>> START Task material
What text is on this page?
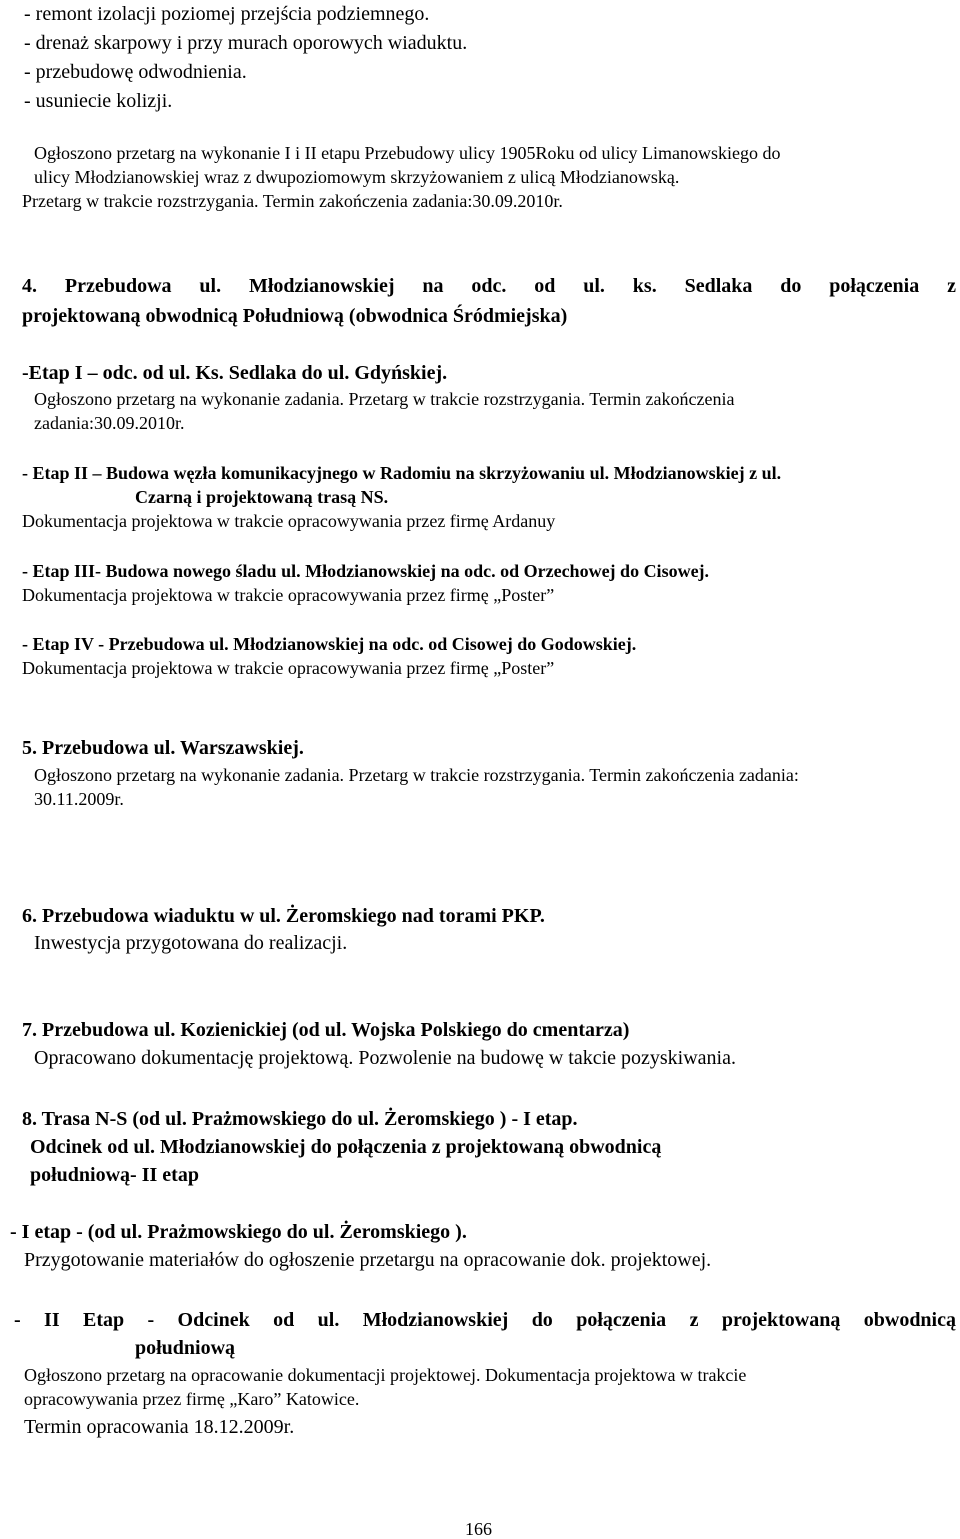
- remont izolacji poziomej przejścia podziemnego.
- drenaż skarpowy i przy murach oporowych wiaduktu.
- przebudowę odwodnienia.
- usuniecie kolizji.
Ogłoszono przetarg na wykonanie I i II etapu Przebudowy ulicy 1905Roku od ulicy Limanowskiego do
ulicy Młodzianowskiej wraz z dwupoziomowym skrzyżowaniem z ulicą Młodzianowską.
Przetarg w trakcie rozstrzygania. Termin zakończenia zadania:30.09.2010r.
4. Przebudowa ul. Młodzianowskiej na odc. od ul. ks. Sedlaka do połączenia z
projektowaną obwodnicą Południową (obwodnica Śródmiejska)
-Etap I – odc. od ul. Ks. Sedlaka do ul. Gdyńskiej.
Ogłoszono przetarg na wykonanie zadania. Przetarg w trakcie rozstrzygania. Termin zakończenia
zadania:30.09.2010r.
- Etap II – Budowa węzła komunikacyjnego w Radomiu na skrzyżowaniu ul. Młodzianowskiej z ul.
Czarną i projektowaną trasą NS.
Dokumentacja projektowa w trakcie opracowywania przez firmę Ardanuy
- Etap III- Budowa nowego śladu ul. Młodzianowskiej na odc. od Orzechowej do Cisowej.
Dokumentacja projektowa w trakcie opracowywania przez firmę „Poster”
- Etap IV - Przebudowa ul. Młodzianowskiej na odc. od Cisowej do Godowskiej.
Dokumentacja projektowa w trakcie opracowywania przez firmę „Poster”
5. Przebudowa ul. Warszawskiej.
Ogłoszono przetarg na wykonanie zadania. Przetarg w trakcie rozstrzygania. Termin zakończenia zadania:
30.11.2009r.
6. Przebudowa wiaduktu w ul. Żeromskiego nad torami PKP.
Inwestycja przygotowana do realizacji.
7. Przebudowa ul. Kozienickiej (od ul. Wojska Polskiego do cmentarza)
Opracowano dokumentację projektową. Pozwolenie na budowę w takcie pozyskiwania.
8. Trasa N-S (od ul. Prażmowskiego do ul. Żeromskiego ) - I etap.
Odcinek od ul. Młodzianowskiej do połączenia z projektowaną obwodnicą
południową- II etap
- I etap - (od ul. Prażmowskiego do ul. Żeromskiego ).
Przygotowanie materiałów do ogłoszenie przetargu na opracowanie dok. projektowej.
- II Etap - Odcinek od ul. Młodzianowskiej do połączenia z projektowaną obwodnicą
południową
Ogłoszono przetarg na opracowanie dokumentacji projektowej. Dokumentacja projektowa w trakcie
opracowywania przez firmę „Karo” Katowice.
Termin opracowania 18.12.2009r.
166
>> END Task material
• [Problem to solve]: Make an exact copy of every entry above, minus the images.

• [In response]:
What text is on this page?
- remont izolacji poziomej przejścia podziemnego.
- drenaż skarpowy i przy murach oporowych wiaduktu.
- przebudowę odwodnienia.
- usuniecie kolizji.
Ogłoszono przetarg na wykonanie I i II etapu Przebudowy ulicy 1905Roku od ulicy Limanowskiego do
ulicy Młodzianowskiej wraz z dwupoziomowym skrzyżowaniem z ulicą Młodzianowską.
Przetarg w trakcie rozstrzygania. Termin zakończenia zadania:30.09.2010r.
4. Przebudowa ul. Młodzianowskiej na odc. od ul. ks. Sedlaka do połączenia z
projektowaną obwodnicą Południową (obwodnica Śródmiejska)
-Etap I – odc. od ul. Ks. Sedlaka do ul. Gdyńskiej.
Ogłoszono przetarg na wykonanie zadania. Przetarg w trakcie rozstrzygania. Termin zakończenia
zadania:30.09.2010r.
- Etap II – Budowa węzła komunikacyjnego w Radomiu na skrzyżowaniu ul. Młodzianowskiej z ul.
Czarną i projektowaną trasą NS.
Dokumentacja projektowa w trakcie opracowywania przez firmę Ardanuy
- Etap III- Budowa nowego śladu ul. Młodzianowskiej na odc. od Orzechowej do Cisowej.
Dokumentacja projektowa w trakcie opracowywania przez firmę „Poster”
- Etap IV - Przebudowa ul. Młodzianowskiej na odc. od Cisowej do Godowskiej.
Dokumentacja projektowa w trakcie opracowywania przez firmę „Poster”
5. Przebudowa ul. Warszawskiej.
Ogłoszono przetarg na wykonanie zadania. Przetarg w trakcie rozstrzygania. Termin zakończenia zadania:
30.11.2009r.
6. Przebudowa wiaduktu w ul. Żeromskiego nad torami PKP.
Inwestycja przygotowana do realizacji.
7. Przebudowa ul. Kozienickiej (od ul. Wojska Polskiego do cmentarza)
Opracowano dokumentację projektową. Pozwolenie na budowę w takcie pozyskiwania.
8. Trasa N-S (od ul. Prażmowskiego do ul. Żeromskiego ) - I etap.
Odcinek od ul. Młodzianowskiej do połączenia z projektowaną obwodnicą
południową- II etap
- I etap - (od ul. Prażmowskiego do ul. Żeromskiego ).
Przygotowanie materiałów do ogłoszenie przetargu na opracowanie dok. projektowej.
- II Etap - Odcinek od ul. Młodzianowskiej do połączenia z projektowaną obwodnicą
południową
Ogłoszono przetarg na opracowanie dokumentacji projektowej. Dokumentacja projektowa w trakcie
opracowywania przez firmę „Karo” Katowice.
Termin opracowania 18.12.2009r.
166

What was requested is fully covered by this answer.